Each entry in the listing below should be restated word for word.

--- BEGIN DATA FOR THIS TASK ---

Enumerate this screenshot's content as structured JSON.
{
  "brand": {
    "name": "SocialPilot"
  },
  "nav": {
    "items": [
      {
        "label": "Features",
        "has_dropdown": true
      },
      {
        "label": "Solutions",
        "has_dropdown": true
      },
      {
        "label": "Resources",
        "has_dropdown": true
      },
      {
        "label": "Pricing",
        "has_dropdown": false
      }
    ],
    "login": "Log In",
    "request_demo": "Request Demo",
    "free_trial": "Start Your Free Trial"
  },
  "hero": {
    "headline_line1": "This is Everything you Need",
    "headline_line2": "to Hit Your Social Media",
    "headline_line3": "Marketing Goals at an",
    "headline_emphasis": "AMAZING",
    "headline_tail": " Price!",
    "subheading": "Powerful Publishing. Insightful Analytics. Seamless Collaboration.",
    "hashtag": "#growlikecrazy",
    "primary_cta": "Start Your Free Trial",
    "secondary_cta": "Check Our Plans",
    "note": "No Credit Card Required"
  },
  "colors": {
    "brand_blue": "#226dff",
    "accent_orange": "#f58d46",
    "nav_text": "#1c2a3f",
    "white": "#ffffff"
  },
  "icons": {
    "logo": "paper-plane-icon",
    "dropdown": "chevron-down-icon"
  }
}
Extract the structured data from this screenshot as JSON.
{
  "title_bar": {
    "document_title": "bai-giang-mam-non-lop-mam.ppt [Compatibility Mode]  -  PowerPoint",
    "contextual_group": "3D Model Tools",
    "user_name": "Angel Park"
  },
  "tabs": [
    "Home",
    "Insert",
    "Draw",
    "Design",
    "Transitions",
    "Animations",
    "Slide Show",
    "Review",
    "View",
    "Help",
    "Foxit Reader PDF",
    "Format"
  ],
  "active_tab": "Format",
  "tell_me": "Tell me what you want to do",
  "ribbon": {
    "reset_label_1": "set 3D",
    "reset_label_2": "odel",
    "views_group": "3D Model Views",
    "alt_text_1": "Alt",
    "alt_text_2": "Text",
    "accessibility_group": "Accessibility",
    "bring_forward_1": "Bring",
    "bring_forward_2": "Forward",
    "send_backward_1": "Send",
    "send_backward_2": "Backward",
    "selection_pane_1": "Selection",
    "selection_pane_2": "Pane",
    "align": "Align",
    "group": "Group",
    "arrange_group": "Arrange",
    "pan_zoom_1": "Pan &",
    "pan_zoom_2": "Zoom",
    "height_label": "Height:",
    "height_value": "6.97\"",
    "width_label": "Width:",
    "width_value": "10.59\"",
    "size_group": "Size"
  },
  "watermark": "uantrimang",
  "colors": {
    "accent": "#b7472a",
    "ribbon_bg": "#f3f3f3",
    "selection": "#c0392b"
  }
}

--- END DATA FOR THIS TASK ---

RESULT OF THIS TASK »
Enumerate this screenshot's content as structured JSON.
{
  "brand": {
    "name": "SocialPilot"
  },
  "nav": {
    "items": [
      {
        "label": "Features",
        "has_dropdown": true
      },
      {
        "label": "Solutions",
        "has_dropdown": true
      },
      {
        "label": "Resources",
        "has_dropdown": true
      },
      {
        "label": "Pricing",
        "has_dropdown": false
      }
    ],
    "login": "Log In",
    "request_demo": "Request Demo",
    "free_trial": "Start Your Free Trial"
  },
  "hero": {
    "headline_line1": "This is Everything you Need",
    "headline_line2": "to Hit Your Social Media",
    "headline_line3": "Marketing Goals at an",
    "headline_emphasis": "AMAZING",
    "headline_tail": " Price!",
    "subheading": "Powerful Publishing. Insightful Analytics. Seamless Collaboration.",
    "hashtag": "#growlikecrazy",
    "primary_cta": "Start Your Free Trial",
    "secondary_cta": "Check Our Plans",
    "note": "No Credit Card Required"
  },
  "colors": {
    "brand_blue": "#226dff",
    "accent_orange": "#f58d46",
    "nav_text": "#1c2a3f",
    "white": "#ffffff"
  },
  "icons": {
    "logo": "paper-plane-icon",
    "dropdown": "chevron-down-icon"
  }
}
Extract the structured data from this screenshot as JSON.
{
  "title_bar": {
    "document_title": "bai-giang-mam-non-lop-mam.ppt [Compatibility Mode]  -  PowerPoint",
    "contextual_group": "3D Model Tools",
    "user_name": "Angel Park"
  },
  "tabs": [
    "Home",
    "Insert",
    "Draw",
    "Design",
    "Transitions",
    "Animations",
    "Slide Show",
    "Review",
    "View",
    "Help",
    "Foxit Reader PDF",
    "Format"
  ],
  "active_tab": "Format",
  "tell_me": "Tell me what you want to do",
  "ribbon": {
    "reset_label_1": "set 3D",
    "reset_label_2": "odel",
    "views_group": "3D Model Views",
    "alt_text_1": "Alt",
    "alt_text_2": "Text",
    "accessibility_group": "Accessibility",
    "bring_forward_1": "Bring",
    "bring_forward_2": "Forward",
    "send_backward_1": "Send",
    "send_backward_2": "Backward",
    "selection_pane_1": "Selection",
    "selection_pane_2": "Pane",
    "align": "Align",
    "group": "Group",
    "arrange_group": "Arrange",
    "pan_zoom_1": "Pan &",
    "pan_zoom_2": "Zoom",
    "height_label": "Height:",
    "height_value": "6.97\"",
    "width_label": "Width:",
    "width_value": "10.59\"",
    "size_group": "Size"
  },
  "watermark": "uantrimang",
  "colors": {
    "accent": "#b7472a",
    "ribbon_bg": "#f3f3f3",
    "selection": "#c0392b"
  }
}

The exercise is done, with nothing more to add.